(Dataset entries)
┄┄┄┄┄┄┄┄┄┄
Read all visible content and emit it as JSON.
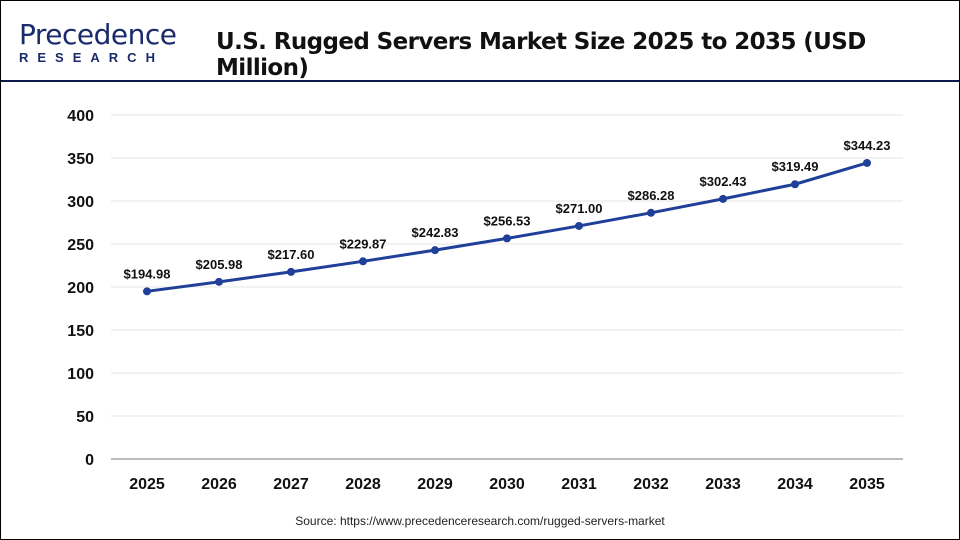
{
  "header": {
    "logo_top": "Precedence",
    "logo_bottom": "RESEARCH",
    "title": "U.S. Rugged Servers Market Size 2025 to 2035 (USD Million)"
  },
  "source": "Source: https://www.precedenceresearch.com/rugged-servers-market",
  "chart_data": {
    "type": "line",
    "title": "U.S. Rugged Servers Market Size 2025 to 2035 (USD Million)",
    "categories": [
      "2025",
      "2026",
      "2027",
      "2028",
      "2029",
      "2030",
      "2031",
      "2032",
      "2033",
      "2034",
      "2035"
    ],
    "values": [
      194.98,
      205.98,
      217.6,
      229.87,
      242.83,
      256.53,
      271.0,
      286.28,
      302.43,
      319.49,
      344.23
    ],
    "data_labels": [
      "$194.98",
      "$205.98",
      "$217.60",
      "$229.87",
      "$242.83",
      "$256.53",
      "$271.00",
      "$286.28",
      "$302.43",
      "$319.49",
      "$344.23"
    ],
    "yticks": [
      0,
      50,
      100,
      150,
      200,
      250,
      300,
      350,
      400
    ],
    "ylim": [
      0,
      400
    ],
    "grid": true,
    "line_color": "#1f3f99",
    "xlabel": "",
    "ylabel": ""
  }
}
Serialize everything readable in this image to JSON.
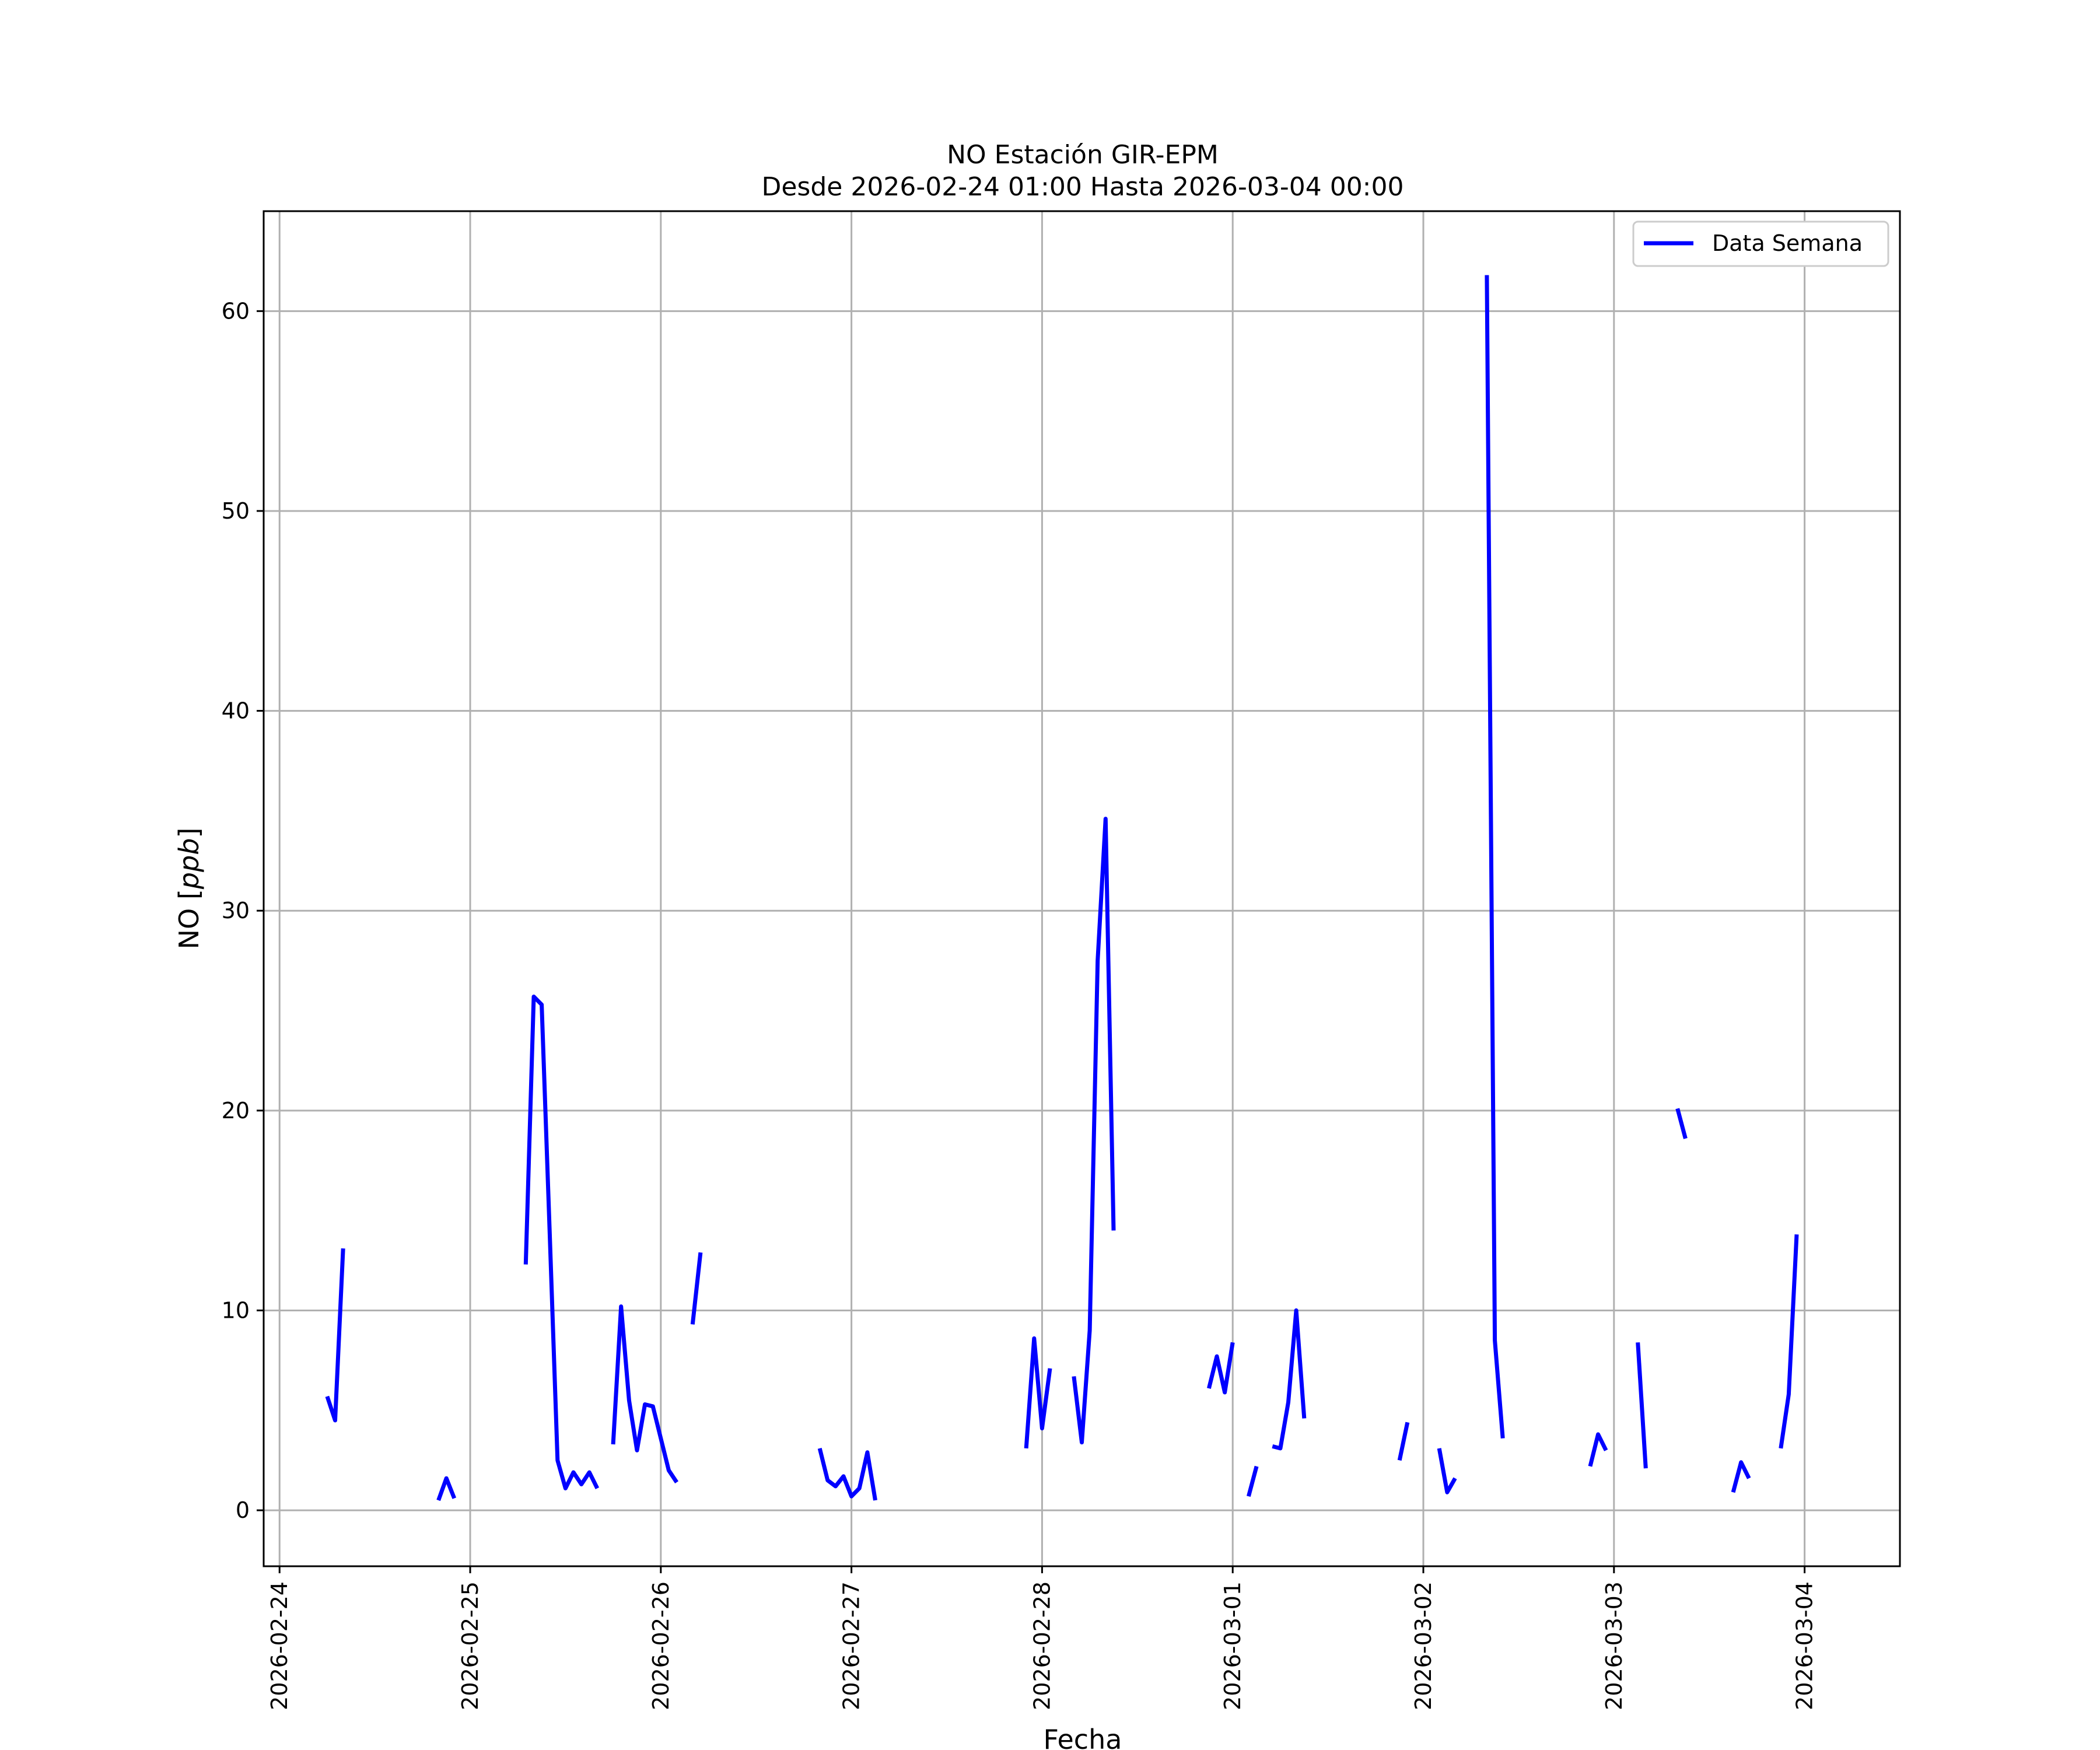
{
  "chart_data": {
    "type": "line",
    "title": "NO Estación GIR-EPM",
    "subtitle": "Desde 2026-02-24 01:00 Hasta 2026-03-04 00:00",
    "xlabel": "Fecha",
    "ylabel": "NO [ppb]",
    "xlim": [
      "2026-02-23 22:00",
      "2026-03-04 12:00"
    ],
    "ylim": [
      -2.8,
      65
    ],
    "x_ticks": [
      "2026-02-24",
      "2026-02-25",
      "2026-02-26",
      "2026-02-27",
      "2026-02-28",
      "2026-03-01",
      "2026-03-02",
      "2026-03-03",
      "2026-03-04"
    ],
    "y_ticks": [
      0,
      10,
      20,
      30,
      40,
      50,
      60
    ],
    "y_tick_labels": [
      "0",
      "10",
      "20",
      "30",
      "40",
      "50",
      "60"
    ],
    "grid": true,
    "legend_position": "top-right",
    "colors": {
      "line": "#0000ff",
      "grid": "#b0b0b0"
    },
    "series": [
      {
        "name": "Data Semana",
        "segments": [
          [
            [
              "2026-02-24 06:00",
              5.7
            ],
            [
              "2026-02-24 07:00",
              4.5
            ],
            [
              "2026-02-24 08:00",
              13.1
            ]
          ],
          [
            [
              "2026-02-24 20:00",
              0.5
            ],
            [
              "2026-02-24 21:00",
              1.6
            ],
            [
              "2026-02-24 22:00",
              0.6
            ]
          ],
          [
            [
              "2026-02-25 07:00",
              12.3
            ],
            [
              "2026-02-25 08:00",
              25.7
            ],
            [
              "2026-02-25 09:00",
              25.3
            ],
            [
              "2026-02-25 10:00",
              14.0
            ],
            [
              "2026-02-25 11:00",
              2.5
            ],
            [
              "2026-02-25 12:00",
              1.1
            ],
            [
              "2026-02-25 13:00",
              1.9
            ],
            [
              "2026-02-25 14:00",
              1.3
            ],
            [
              "2026-02-25 15:00",
              1.9
            ],
            [
              "2026-02-25 16:00",
              1.1
            ]
          ],
          [
            [
              "2026-02-25 18:00",
              3.3
            ],
            [
              "2026-02-25 19:00",
              10.2
            ],
            [
              "2026-02-25 20:00",
              5.5
            ],
            [
              "2026-02-25 21:00",
              3.0
            ],
            [
              "2026-02-25 22:00",
              5.3
            ],
            [
              "2026-02-25 23:00",
              5.2
            ],
            [
              "2026-02-26 00:00",
              3.6
            ],
            [
              "2026-02-26 01:00",
              2.0
            ],
            [
              "2026-02-26 02:00",
              1.4
            ]
          ],
          [
            [
              "2026-02-26 04:00",
              9.3
            ],
            [
              "2026-02-26 05:00",
              12.9
            ]
          ],
          [
            [
              "2026-02-26 20:00",
              3.1
            ],
            [
              "2026-02-26 21:00",
              1.5
            ],
            [
              "2026-02-26 22:00",
              1.2
            ],
            [
              "2026-02-26 23:00",
              1.7
            ],
            [
              "2026-02-27 00:00",
              0.7
            ],
            [
              "2026-02-27 01:00",
              1.1
            ],
            [
              "2026-02-27 02:00",
              2.9
            ],
            [
              "2026-02-27 03:00",
              0.5
            ]
          ],
          [
            [
              "2026-02-27 22:00",
              3.1
            ],
            [
              "2026-02-27 23:00",
              8.6
            ],
            [
              "2026-02-28 00:00",
              4.1
            ],
            [
              "2026-02-28 01:00",
              7.1
            ]
          ],
          [
            [
              "2026-02-28 04:00",
              6.7
            ],
            [
              "2026-02-28 05:00",
              3.4
            ],
            [
              "2026-02-28 06:00",
              9.0
            ],
            [
              "2026-02-28 07:00",
              27.5
            ],
            [
              "2026-02-28 08:00",
              34.6
            ],
            [
              "2026-02-28 09:00",
              14.0
            ]
          ],
          [
            [
              "2026-02-28 21:00",
              6.1
            ],
            [
              "2026-02-28 22:00",
              7.7
            ],
            [
              "2026-02-28 23:00",
              5.9
            ],
            [
              "2026-03-01 00:00",
              8.4
            ]
          ],
          [
            [
              "2026-03-01 02:00",
              0.7
            ],
            [
              "2026-03-01 03:00",
              2.2
            ]
          ],
          [
            [
              "2026-03-01 05:00",
              3.2
            ],
            [
              "2026-03-01 06:00",
              3.1
            ],
            [
              "2026-03-01 07:00",
              5.4
            ],
            [
              "2026-03-01 08:00",
              10.0
            ],
            [
              "2026-03-01 09:00",
              4.6
            ]
          ],
          [
            [
              "2026-03-01 21:00",
              2.5
            ],
            [
              "2026-03-01 22:00",
              4.4
            ]
          ],
          [
            [
              "2026-03-02 02:00",
              3.1
            ],
            [
              "2026-03-02 03:00",
              0.9
            ],
            [
              "2026-03-02 04:00",
              1.6
            ]
          ],
          [
            [
              "2026-03-02 08:00",
              61.8
            ],
            [
              "2026-03-02 09:00",
              8.5
            ],
            [
              "2026-03-02 10:00",
              3.6
            ]
          ],
          [
            [
              "2026-03-02 21:00",
              2.2
            ],
            [
              "2026-03-02 22:00",
              3.8
            ],
            [
              "2026-03-02 23:00",
              3.0
            ]
          ],
          [
            [
              "2026-03-03 03:00",
              8.4
            ],
            [
              "2026-03-03 04:00",
              2.1
            ]
          ],
          [
            [
              "2026-03-03 08:00",
              20.1
            ],
            [
              "2026-03-03 09:00",
              18.6
            ]
          ],
          [
            [
              "2026-03-03 15:00",
              0.9
            ],
            [
              "2026-03-03 16:00",
              2.4
            ],
            [
              "2026-03-03 17:00",
              1.6
            ]
          ],
          [
            [
              "2026-03-03 21:00",
              3.1
            ],
            [
              "2026-03-03 22:00",
              5.8
            ],
            [
              "2026-03-03 23:00",
              13.8
            ]
          ]
        ]
      }
    ]
  }
}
┄┄┄┄┄┄┄┄┄┄
◆ Requirement
Restate the whole listing above exactly, except for its images.

◆ Response
Read all visible content and emit it as JSON.
{
  "header": {
    "logo_top": "Precedence",
    "logo_bottom": "RESEARCH",
    "title": "U.S. Rugged Servers Market Size 2025 to 2035 (USD Million)"
  },
  "source": "Source: https://www.precedenceresearch.com/rugged-servers-market",
  "chart_data": {
    "type": "line",
    "title": "U.S. Rugged Servers Market Size 2025 to 2035 (USD Million)",
    "categories": [
      "2025",
      "2026",
      "2027",
      "2028",
      "2029",
      "2030",
      "2031",
      "2032",
      "2033",
      "2034",
      "2035"
    ],
    "values": [
      194.98,
      205.98,
      217.6,
      229.87,
      242.83,
      256.53,
      271.0,
      286.28,
      302.43,
      319.49,
      344.23
    ],
    "data_labels": [
      "$194.98",
      "$205.98",
      "$217.60",
      "$229.87",
      "$242.83",
      "$256.53",
      "$271.00",
      "$286.28",
      "$302.43",
      "$319.49",
      "$344.23"
    ],
    "yticks": [
      0,
      50,
      100,
      150,
      200,
      250,
      300,
      350,
      400
    ],
    "ylim": [
      0,
      400
    ],
    "grid": true,
    "line_color": "#1f3f99",
    "xlabel": "",
    "ylabel": ""
  }
}
Serialize everything readable in this image to JSON.
{
  "chart_data": {
    "type": "line",
    "title": "NO Estación GIR-EPM",
    "subtitle": "Desde 2026-02-24 01:00 Hasta 2026-03-04 00:00",
    "xlabel": "Fecha",
    "ylabel": "NO [ppb]",
    "xlim": [
      "2026-02-23 22:00",
      "2026-03-04 12:00"
    ],
    "ylim": [
      -2.8,
      65
    ],
    "x_ticks": [
      "2026-02-24",
      "2026-02-25",
      "2026-02-26",
      "2026-02-27",
      "2026-02-28",
      "2026-03-01",
      "2026-03-02",
      "2026-03-03",
      "2026-03-04"
    ],
    "y_ticks": [
      0,
      10,
      20,
      30,
      40,
      50,
      60
    ],
    "y_tick_labels": [
      "0",
      "10",
      "20",
      "30",
      "40",
      "50",
      "60"
    ],
    "grid": true,
    "legend_position": "top-right",
    "colors": {
      "line": "#0000ff",
      "grid": "#b0b0b0"
    },
    "series": [
      {
        "name": "Data Semana",
        "segments": [
          [
            [
              "2026-02-24 06:00",
              5.7
            ],
            [
              "2026-02-24 07:00",
              4.5
            ],
            [
              "2026-02-24 08:00",
              13.1
            ]
          ],
          [
            [
              "2026-02-24 20:00",
              0.5
            ],
            [
              "2026-02-24 21:00",
              1.6
            ],
            [
              "2026-02-24 22:00",
              0.6
            ]
          ],
          [
            [
              "2026-02-25 07:00",
              12.3
            ],
            [
              "2026-02-25 08:00",
              25.7
            ],
            [
              "2026-02-25 09:00",
              25.3
            ],
            [
              "2026-02-25 10:00",
              14.0
            ],
            [
              "2026-02-25 11:00",
              2.5
            ],
            [
              "2026-02-25 12:00",
              1.1
            ],
            [
              "2026-02-25 13:00",
              1.9
            ],
            [
              "2026-02-25 14:00",
              1.3
            ],
            [
              "2026-02-25 15:00",
              1.9
            ],
            [
              "2026-02-25 16:00",
              1.1
            ]
          ],
          [
            [
              "2026-02-25 18:00",
              3.3
            ],
            [
              "2026-02-25 19:00",
              10.2
            ],
            [
              "2026-02-25 20:00",
              5.5
            ],
            [
              "2026-02-25 21:00",
              3.0
            ],
            [
              "2026-02-25 22:00",
              5.3
            ],
            [
              "2026-02-25 23:00",
              5.2
            ],
            [
              "2026-02-26 00:00",
              3.6
            ],
            [
              "2026-02-26 01:00",
              2.0
            ],
            [
              "2026-02-26 02:00",
              1.4
            ]
          ],
          [
            [
              "2026-02-26 04:00",
              9.3
            ],
            [
              "2026-02-26 05:00",
              12.9
            ]
          ],
          [
            [
              "2026-02-26 20:00",
              3.1
            ],
            [
              "2026-02-26 21:00",
              1.5
            ],
            [
              "2026-02-26 22:00",
              1.2
            ],
            [
              "2026-02-26 23:00",
              1.7
            ],
            [
              "2026-02-27 00:00",
              0.7
            ],
            [
              "2026-02-27 01:00",
              1.1
            ],
            [
              "2026-02-27 02:00",
              2.9
            ],
            [
              "2026-02-27 03:00",
              0.5
            ]
          ],
          [
            [
              "2026-02-27 22:00",
              3.1
            ],
            [
              "2026-02-27 23:00",
              8.6
            ],
            [
              "2026-02-28 00:00",
              4.1
            ],
            [
              "2026-02-28 01:00",
              7.1
            ]
          ],
          [
            [
              "2026-02-28 04:00",
              6.7
            ],
            [
              "2026-02-28 05:00",
              3.4
            ],
            [
              "2026-02-28 06:00",
              9.0
            ],
            [
              "2026-02-28 07:00",
              27.5
            ],
            [
              "2026-02-28 08:00",
              34.6
            ],
            [
              "2026-02-28 09:00",
              14.0
            ]
          ],
          [
            [
              "2026-02-28 21:00",
              6.1
            ],
            [
              "2026-02-28 22:00",
              7.7
            ],
            [
              "2026-02-28 23:00",
              5.9
            ],
            [
              "2026-03-01 00:00",
              8.4
            ]
          ],
          [
            [
              "2026-03-01 02:00",
              0.7
            ],
            [
              "2026-03-01 03:00",
              2.2
            ]
          ],
          [
            [
              "2026-03-01 05:00",
              3.2
            ],
            [
              "2026-03-01 06:00",
              3.1
            ],
            [
              "2026-03-01 07:00",
              5.4
            ],
            [
              "2026-03-01 08:00",
              10.0
            ],
            [
              "2026-03-01 09:00",
              4.6
            ]
          ],
          [
            [
              "2026-03-01 21:00",
              2.5
            ],
            [
              "2026-03-01 22:00",
              4.4
            ]
          ],
          [
            [
              "2026-03-02 02:00",
              3.1
            ],
            [
              "2026-03-02 03:00",
              0.9
            ],
            [
              "2026-03-02 04:00",
              1.6
            ]
          ],
          [
            [
              "2026-03-02 08:00",
              61.8
            ],
            [
              "2026-03-02 09:00",
              8.5
            ],
            [
              "2026-03-02 10:00",
              3.6
            ]
          ],
          [
            [
              "2026-03-02 21:00",
              2.2
            ],
            [
              "2026-03-02 22:00",
              3.8
            ],
            [
              "2026-03-02 23:00",
              3.0
            ]
          ],
          [
            [
              "2026-03-03 03:00",
              8.4
            ],
            [
              "2026-03-03 04:00",
              2.1
            ]
          ],
          [
            [
              "2026-03-03 08:00",
              20.1
            ],
            [
              "2026-03-03 09:00",
              18.6
            ]
          ],
          [
            [
              "2026-03-03 15:00",
              0.9
            ],
            [
              "2026-03-03 16:00",
              2.4
            ],
            [
              "2026-03-03 17:00",
              1.6
            ]
          ],
          [
            [
              "2026-03-03 21:00",
              3.1
            ],
            [
              "2026-03-03 22:00",
              5.8
            ],
            [
              "2026-03-03 23:00",
              13.8
            ]
          ]
        ]
      }
    ]
  }
}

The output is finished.